Stored items from a collection:
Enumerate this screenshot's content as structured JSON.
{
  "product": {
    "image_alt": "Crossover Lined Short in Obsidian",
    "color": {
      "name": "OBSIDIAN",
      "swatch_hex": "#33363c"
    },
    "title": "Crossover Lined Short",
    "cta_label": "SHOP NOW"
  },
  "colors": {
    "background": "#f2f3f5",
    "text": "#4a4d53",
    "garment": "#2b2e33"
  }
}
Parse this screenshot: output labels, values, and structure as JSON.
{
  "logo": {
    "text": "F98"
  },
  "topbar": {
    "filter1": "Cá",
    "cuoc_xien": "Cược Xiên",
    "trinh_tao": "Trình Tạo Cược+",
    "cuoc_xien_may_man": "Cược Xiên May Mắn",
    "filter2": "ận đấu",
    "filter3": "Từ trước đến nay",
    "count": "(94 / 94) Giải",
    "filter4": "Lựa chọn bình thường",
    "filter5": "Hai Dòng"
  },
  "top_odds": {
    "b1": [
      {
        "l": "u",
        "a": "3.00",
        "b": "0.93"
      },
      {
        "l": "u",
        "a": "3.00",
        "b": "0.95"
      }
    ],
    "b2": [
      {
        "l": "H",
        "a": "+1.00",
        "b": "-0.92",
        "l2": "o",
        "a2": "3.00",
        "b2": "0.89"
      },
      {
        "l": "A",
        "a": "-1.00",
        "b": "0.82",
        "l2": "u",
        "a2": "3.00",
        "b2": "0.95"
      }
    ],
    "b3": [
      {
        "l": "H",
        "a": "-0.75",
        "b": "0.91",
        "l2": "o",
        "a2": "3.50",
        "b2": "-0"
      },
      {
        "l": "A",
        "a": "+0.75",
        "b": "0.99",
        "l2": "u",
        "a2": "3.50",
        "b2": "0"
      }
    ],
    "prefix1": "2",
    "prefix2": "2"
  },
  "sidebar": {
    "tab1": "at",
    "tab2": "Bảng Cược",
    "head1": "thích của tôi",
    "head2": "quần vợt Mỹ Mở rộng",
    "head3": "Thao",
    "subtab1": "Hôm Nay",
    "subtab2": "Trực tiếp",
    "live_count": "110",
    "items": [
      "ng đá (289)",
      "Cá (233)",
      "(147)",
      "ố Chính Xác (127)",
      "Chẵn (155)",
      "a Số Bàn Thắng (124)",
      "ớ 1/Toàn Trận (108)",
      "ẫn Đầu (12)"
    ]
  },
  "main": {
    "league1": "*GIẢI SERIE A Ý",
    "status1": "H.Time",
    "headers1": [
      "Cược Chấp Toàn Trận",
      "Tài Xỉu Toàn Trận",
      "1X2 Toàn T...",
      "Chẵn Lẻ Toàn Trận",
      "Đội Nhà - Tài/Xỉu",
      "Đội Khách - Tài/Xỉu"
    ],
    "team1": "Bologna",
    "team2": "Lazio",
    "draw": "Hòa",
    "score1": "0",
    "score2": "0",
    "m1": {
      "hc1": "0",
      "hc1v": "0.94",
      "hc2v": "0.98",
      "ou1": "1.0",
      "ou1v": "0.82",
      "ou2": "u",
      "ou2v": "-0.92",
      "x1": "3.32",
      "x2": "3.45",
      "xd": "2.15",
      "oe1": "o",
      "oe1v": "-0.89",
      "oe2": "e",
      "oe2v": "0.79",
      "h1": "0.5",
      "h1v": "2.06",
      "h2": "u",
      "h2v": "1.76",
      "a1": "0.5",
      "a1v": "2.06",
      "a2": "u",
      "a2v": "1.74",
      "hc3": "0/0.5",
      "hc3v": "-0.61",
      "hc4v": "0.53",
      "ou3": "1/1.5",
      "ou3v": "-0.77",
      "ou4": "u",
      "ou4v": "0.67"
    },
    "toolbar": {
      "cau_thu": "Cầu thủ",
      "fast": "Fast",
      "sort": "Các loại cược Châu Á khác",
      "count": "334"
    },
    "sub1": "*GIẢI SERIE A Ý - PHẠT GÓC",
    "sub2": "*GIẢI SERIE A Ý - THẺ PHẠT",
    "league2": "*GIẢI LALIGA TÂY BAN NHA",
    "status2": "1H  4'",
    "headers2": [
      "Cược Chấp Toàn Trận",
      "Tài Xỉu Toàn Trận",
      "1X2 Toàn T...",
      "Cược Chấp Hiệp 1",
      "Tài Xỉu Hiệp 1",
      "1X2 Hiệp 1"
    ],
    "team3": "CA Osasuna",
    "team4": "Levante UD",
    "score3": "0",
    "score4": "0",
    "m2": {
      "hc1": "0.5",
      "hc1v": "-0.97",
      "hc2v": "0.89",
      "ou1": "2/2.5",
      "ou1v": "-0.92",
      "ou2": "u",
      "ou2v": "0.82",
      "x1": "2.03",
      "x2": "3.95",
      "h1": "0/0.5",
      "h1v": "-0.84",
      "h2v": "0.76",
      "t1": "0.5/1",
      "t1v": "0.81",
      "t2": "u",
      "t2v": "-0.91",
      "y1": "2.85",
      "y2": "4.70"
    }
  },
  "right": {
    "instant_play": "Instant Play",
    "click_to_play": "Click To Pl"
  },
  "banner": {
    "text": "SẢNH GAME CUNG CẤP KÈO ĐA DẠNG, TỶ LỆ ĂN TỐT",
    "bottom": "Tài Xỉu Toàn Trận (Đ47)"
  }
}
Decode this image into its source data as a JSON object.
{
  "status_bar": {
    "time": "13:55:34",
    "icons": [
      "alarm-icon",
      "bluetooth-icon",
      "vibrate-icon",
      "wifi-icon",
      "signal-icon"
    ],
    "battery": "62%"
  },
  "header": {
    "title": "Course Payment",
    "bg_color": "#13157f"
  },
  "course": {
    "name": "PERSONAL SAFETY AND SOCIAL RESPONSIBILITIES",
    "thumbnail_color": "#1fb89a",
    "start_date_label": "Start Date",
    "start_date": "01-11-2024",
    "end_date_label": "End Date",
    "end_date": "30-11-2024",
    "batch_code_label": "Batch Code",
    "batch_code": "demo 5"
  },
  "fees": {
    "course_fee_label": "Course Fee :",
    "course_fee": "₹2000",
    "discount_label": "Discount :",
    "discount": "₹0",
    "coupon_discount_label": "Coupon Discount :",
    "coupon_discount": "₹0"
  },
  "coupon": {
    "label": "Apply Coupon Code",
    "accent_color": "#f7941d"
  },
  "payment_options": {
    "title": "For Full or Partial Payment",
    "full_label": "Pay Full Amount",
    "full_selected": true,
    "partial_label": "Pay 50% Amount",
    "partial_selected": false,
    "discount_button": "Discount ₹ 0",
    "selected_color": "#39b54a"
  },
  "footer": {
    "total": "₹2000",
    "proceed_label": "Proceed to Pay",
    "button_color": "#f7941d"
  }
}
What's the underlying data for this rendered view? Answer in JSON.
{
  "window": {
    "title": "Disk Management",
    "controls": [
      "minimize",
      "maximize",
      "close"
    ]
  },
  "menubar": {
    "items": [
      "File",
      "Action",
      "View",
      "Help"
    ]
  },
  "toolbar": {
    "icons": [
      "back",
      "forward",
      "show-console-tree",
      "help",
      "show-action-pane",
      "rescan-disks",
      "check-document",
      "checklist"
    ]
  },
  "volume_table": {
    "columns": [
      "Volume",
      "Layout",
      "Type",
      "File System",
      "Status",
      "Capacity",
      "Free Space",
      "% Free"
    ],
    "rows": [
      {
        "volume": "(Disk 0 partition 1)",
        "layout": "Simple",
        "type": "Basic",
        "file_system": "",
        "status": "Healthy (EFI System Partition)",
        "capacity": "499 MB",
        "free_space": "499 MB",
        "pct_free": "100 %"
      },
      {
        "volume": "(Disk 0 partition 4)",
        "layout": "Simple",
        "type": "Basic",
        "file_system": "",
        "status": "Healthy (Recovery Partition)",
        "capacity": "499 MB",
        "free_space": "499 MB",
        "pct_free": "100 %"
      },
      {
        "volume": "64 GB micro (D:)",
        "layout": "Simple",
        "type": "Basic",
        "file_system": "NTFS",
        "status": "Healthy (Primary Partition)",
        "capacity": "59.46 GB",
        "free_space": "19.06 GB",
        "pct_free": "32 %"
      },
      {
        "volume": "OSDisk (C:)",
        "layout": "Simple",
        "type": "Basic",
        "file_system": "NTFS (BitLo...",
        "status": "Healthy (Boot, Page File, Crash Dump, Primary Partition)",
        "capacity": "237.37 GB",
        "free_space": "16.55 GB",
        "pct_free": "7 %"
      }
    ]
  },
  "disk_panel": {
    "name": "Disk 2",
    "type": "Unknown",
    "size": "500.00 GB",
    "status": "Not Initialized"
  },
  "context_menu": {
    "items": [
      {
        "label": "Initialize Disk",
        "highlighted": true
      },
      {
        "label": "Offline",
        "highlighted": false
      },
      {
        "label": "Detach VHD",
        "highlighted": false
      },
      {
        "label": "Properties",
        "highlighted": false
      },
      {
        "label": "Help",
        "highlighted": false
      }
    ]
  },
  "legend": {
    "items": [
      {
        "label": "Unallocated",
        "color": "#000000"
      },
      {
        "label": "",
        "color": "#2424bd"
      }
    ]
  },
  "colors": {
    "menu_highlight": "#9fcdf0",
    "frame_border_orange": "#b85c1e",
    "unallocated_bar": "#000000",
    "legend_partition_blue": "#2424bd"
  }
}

Work to do —
Search the data above for the string "Primary" and return every line that has it.

Solution —
        "status": "Healthy (Primary Partition)",
        "status": "Healthy (Boot, Page File, Crash Dump, Primary Partition)",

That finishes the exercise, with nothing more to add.